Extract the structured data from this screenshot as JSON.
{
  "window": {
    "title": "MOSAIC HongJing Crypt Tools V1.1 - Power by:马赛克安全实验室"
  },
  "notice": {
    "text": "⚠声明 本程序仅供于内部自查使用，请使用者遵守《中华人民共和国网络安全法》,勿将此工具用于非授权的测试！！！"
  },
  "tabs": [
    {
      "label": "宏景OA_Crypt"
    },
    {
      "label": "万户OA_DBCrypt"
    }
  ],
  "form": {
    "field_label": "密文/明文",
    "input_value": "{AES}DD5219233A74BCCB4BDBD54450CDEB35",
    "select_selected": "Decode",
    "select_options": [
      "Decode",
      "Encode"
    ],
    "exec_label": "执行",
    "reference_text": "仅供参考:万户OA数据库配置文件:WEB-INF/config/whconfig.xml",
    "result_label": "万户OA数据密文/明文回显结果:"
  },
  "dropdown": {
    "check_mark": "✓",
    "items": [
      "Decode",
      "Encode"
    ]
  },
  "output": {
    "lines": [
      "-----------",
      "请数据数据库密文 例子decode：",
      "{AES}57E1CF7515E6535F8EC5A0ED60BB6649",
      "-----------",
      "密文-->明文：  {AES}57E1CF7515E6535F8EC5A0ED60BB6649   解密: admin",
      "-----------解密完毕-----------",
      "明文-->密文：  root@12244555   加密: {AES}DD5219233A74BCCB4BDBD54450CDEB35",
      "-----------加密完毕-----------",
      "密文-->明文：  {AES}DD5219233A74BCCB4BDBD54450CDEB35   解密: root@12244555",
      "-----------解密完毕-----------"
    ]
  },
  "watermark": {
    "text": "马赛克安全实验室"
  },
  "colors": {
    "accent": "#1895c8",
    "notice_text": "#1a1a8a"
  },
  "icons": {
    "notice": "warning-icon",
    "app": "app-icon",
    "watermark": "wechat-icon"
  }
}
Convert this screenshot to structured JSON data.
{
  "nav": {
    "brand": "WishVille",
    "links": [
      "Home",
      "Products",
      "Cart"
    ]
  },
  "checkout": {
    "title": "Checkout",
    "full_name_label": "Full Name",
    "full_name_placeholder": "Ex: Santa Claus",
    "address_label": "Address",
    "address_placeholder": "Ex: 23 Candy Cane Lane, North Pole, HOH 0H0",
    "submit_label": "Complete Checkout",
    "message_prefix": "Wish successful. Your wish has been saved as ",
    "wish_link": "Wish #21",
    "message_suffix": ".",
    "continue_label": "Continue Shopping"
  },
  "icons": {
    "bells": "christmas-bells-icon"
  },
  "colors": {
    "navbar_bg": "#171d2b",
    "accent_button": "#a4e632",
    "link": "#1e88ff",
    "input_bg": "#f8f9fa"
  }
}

= = = = =

EXERCISE TASK
Write out the whole listing exactly.

REPLY
Extract the structured data from this screenshot as JSON.
{
  "window": {
    "title": "MOSAIC HongJing Crypt Tools V1.1 - Power by:马赛克安全实验室"
  },
  "notice": {
    "text": "⚠声明 本程序仅供于内部自查使用，请使用者遵守《中华人民共和国网络安全法》,勿将此工具用于非授权的测试！！！"
  },
  "tabs": [
    {
      "label": "宏景OA_Crypt"
    },
    {
      "label": "万户OA_DBCrypt"
    }
  ],
  "form": {
    "field_label": "密文/明文",
    "input_value": "{AES}DD5219233A74BCCB4BDBD54450CDEB35",
    "select_selected": "Decode",
    "select_options": [
      "Decode",
      "Encode"
    ],
    "exec_label": "执行",
    "reference_text": "仅供参考:万户OA数据库配置文件:WEB-INF/config/whconfig.xml",
    "result_label": "万户OA数据密文/明文回显结果:"
  },
  "dropdown": {
    "check_mark": "✓",
    "items": [
      "Decode",
      "Encode"
    ]
  },
  "output": {
    "lines": [
      "-----------",
      "请数据数据库密文 例子decode：",
      "{AES}57E1CF7515E6535F8EC5A0ED60BB6649",
      "-----------",
      "密文-->明文：  {AES}57E1CF7515E6535F8EC5A0ED60BB6649   解密: admin",
      "-----------解密完毕-----------",
      "明文-->密文：  root@12244555   加密: {AES}DD5219233A74BCCB4BDBD54450CDEB35",
      "-----------加密完毕-----------",
      "密文-->明文：  {AES}DD5219233A74BCCB4BDBD54450CDEB35   解密: root@12244555",
      "-----------解密完毕-----------"
    ]
  },
  "watermark": {
    "text": "马赛克安全实验室"
  },
  "colors": {
    "accent": "#1895c8",
    "notice_text": "#1a1a8a"
  },
  "icons": {
    "notice": "warning-icon",
    "app": "app-icon",
    "watermark": "wechat-icon"
  }
}
Convert this screenshot to structured JSON data.
{
  "nav": {
    "brand": "WishVille",
    "links": [
      "Home",
      "Products",
      "Cart"
    ]
  },
  "checkout": {
    "title": "Checkout",
    "full_name_label": "Full Name",
    "full_name_placeholder": "Ex: Santa Claus",
    "address_label": "Address",
    "address_placeholder": "Ex: 23 Candy Cane Lane, North Pole, HOH 0H0",
    "submit_label": "Complete Checkout",
    "message_prefix": "Wish successful. Your wish has been saved as ",
    "wish_link": "Wish #21",
    "message_suffix": ".",
    "continue_label": "Continue Shopping"
  },
  "icons": {
    "bells": "christmas-bells-icon"
  },
  "colors": {
    "navbar_bg": "#171d2b",
    "accent_button": "#a4e632",
    "link": "#1e88ff",
    "input_bg": "#f8f9fa"
  }
}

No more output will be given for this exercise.